--- WHAT YOU ARE ASKED TO DO ---
Report every line of the data below that contains the string "button". Case counts.
— Start —
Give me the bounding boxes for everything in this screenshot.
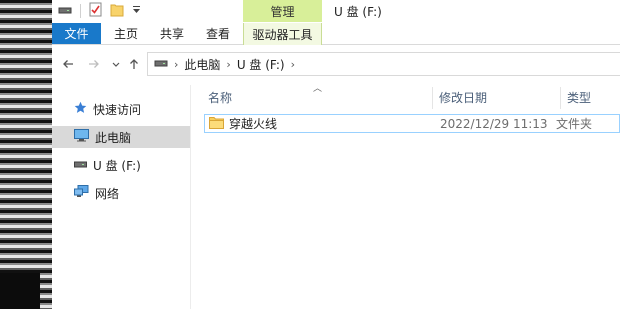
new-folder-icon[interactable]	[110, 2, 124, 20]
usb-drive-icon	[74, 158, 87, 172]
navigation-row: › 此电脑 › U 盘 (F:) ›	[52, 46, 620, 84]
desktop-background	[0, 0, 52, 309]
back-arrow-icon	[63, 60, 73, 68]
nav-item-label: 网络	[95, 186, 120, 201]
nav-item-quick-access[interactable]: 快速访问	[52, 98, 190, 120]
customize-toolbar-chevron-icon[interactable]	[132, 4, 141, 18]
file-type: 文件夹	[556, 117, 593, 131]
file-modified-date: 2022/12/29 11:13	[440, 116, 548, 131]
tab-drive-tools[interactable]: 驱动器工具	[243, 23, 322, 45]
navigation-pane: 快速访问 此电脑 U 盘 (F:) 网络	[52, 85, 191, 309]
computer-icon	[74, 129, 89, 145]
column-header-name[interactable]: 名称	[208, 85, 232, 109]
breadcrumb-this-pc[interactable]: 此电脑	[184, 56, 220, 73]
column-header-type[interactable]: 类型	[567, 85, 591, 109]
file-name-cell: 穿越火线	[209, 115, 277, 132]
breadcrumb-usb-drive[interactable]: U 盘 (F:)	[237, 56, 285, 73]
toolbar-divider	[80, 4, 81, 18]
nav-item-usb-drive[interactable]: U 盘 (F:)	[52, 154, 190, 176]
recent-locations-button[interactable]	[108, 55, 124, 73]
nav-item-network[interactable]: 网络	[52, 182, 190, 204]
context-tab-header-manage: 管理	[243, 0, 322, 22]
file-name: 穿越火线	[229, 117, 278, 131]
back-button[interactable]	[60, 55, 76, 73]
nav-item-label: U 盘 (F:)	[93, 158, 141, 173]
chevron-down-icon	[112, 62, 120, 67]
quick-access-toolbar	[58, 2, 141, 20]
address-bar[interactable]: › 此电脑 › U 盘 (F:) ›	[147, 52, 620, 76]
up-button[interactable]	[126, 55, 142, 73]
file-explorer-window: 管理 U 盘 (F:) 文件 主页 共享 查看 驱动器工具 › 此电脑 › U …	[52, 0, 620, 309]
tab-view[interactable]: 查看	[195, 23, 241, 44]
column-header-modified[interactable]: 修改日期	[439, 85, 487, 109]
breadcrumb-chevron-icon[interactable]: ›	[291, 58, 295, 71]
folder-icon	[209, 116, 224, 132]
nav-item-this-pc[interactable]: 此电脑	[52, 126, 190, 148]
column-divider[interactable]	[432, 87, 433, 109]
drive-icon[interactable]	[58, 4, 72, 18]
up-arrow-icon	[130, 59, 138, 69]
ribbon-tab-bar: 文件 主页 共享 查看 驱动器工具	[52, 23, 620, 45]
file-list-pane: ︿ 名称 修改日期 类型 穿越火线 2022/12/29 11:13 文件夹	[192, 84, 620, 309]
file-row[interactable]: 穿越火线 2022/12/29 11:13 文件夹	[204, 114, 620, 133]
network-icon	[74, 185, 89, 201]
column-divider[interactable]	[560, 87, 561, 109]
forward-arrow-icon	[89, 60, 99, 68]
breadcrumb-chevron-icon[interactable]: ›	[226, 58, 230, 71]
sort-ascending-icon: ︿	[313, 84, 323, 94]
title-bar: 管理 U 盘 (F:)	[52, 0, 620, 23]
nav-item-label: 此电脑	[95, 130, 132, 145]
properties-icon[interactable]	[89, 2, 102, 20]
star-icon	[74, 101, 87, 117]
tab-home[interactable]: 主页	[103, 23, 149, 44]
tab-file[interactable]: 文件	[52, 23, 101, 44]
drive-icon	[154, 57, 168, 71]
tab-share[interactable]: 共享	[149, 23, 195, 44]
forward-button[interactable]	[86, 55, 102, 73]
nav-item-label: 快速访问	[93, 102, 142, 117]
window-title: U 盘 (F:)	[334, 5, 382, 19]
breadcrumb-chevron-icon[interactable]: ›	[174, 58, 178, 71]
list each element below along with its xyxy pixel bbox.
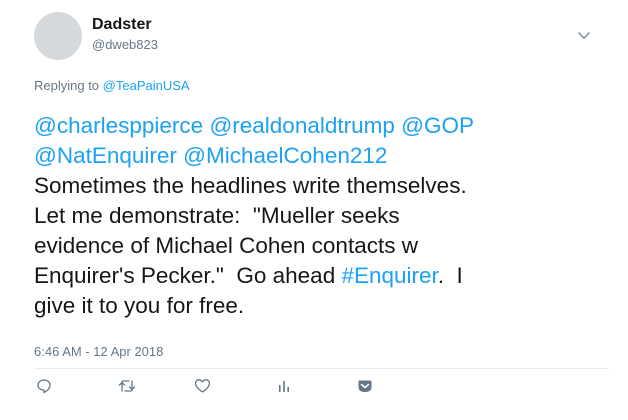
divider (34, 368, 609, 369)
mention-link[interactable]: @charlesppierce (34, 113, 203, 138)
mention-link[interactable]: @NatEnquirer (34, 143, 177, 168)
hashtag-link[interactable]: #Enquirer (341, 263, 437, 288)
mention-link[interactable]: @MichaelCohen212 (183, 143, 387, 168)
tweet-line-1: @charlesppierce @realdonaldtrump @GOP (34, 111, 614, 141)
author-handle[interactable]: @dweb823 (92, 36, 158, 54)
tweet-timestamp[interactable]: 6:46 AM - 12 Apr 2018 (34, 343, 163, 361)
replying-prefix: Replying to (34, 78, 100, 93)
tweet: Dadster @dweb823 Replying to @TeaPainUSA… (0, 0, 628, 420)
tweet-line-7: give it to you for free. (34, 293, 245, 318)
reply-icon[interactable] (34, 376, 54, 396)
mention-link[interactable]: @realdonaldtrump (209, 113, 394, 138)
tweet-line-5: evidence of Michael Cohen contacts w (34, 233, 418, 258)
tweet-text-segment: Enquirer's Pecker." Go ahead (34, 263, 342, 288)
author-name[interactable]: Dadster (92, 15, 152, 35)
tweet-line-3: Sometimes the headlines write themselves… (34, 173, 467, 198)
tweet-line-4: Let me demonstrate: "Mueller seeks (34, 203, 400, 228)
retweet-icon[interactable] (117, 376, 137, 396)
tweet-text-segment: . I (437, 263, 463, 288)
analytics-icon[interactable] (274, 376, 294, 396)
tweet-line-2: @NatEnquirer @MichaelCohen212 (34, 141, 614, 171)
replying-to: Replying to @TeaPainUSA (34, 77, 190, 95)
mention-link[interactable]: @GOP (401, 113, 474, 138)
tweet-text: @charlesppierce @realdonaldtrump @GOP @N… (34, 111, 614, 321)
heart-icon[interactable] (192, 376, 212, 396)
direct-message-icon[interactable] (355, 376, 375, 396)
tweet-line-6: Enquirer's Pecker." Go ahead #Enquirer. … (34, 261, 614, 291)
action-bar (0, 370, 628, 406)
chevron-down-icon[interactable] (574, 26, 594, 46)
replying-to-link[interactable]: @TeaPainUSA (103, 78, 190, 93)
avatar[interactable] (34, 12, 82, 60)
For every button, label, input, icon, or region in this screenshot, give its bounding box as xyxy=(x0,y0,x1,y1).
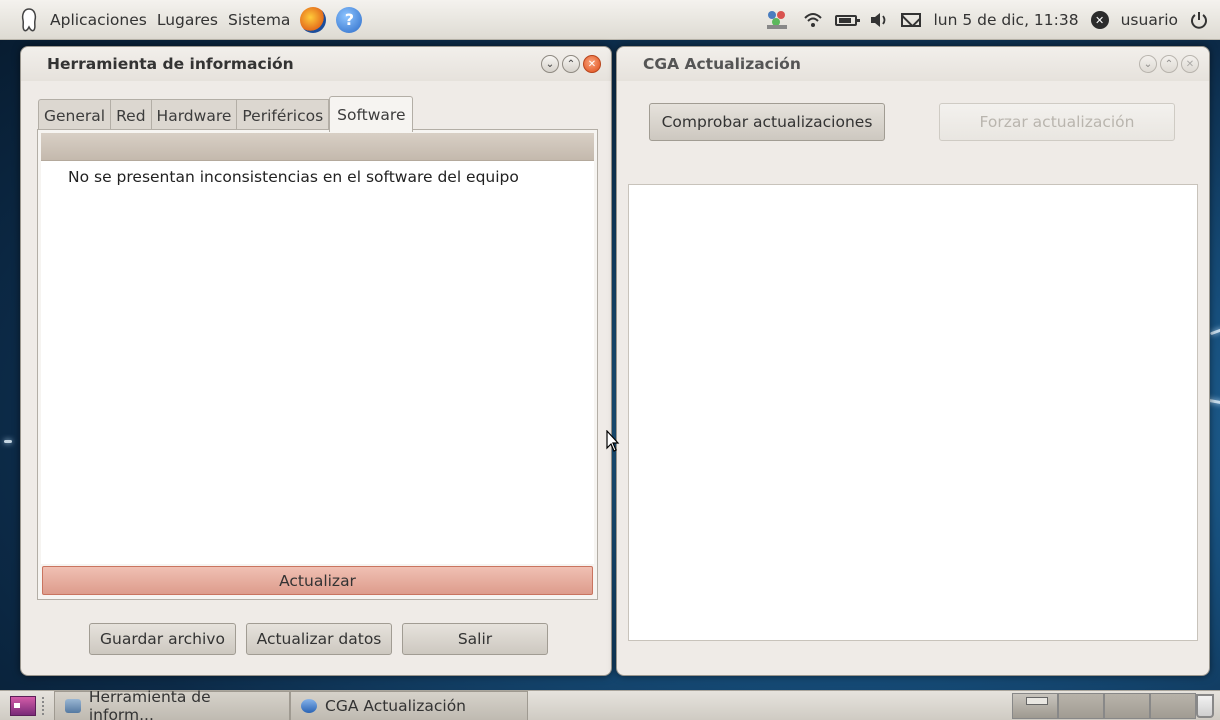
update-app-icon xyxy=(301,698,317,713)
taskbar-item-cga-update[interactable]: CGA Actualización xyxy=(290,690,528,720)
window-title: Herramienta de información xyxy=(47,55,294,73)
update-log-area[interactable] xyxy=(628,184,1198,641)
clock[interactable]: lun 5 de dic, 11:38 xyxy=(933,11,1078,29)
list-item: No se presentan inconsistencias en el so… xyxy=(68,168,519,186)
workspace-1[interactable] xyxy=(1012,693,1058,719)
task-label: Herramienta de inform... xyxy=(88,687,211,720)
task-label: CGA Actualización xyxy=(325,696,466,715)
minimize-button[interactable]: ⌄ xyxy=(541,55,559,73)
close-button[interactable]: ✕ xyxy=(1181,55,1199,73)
— End —
--- RESULT OF THE TASK ---
recent-locations-button[interactable]	[108, 55, 124, 73]
back-button[interactable]	[60, 55, 76, 73]
up-button[interactable]	[126, 55, 142, 73]
forward-button[interactable]	[86, 55, 102, 73]
For every button, label, input, icon, or region in this screenshot, give its bounding box as xyxy=(x0,y0,x1,y1).
minimize-button[interactable]: ⌄ xyxy=(541,55,559,73)
close-button[interactable]: ✕ xyxy=(1181,55,1199,73)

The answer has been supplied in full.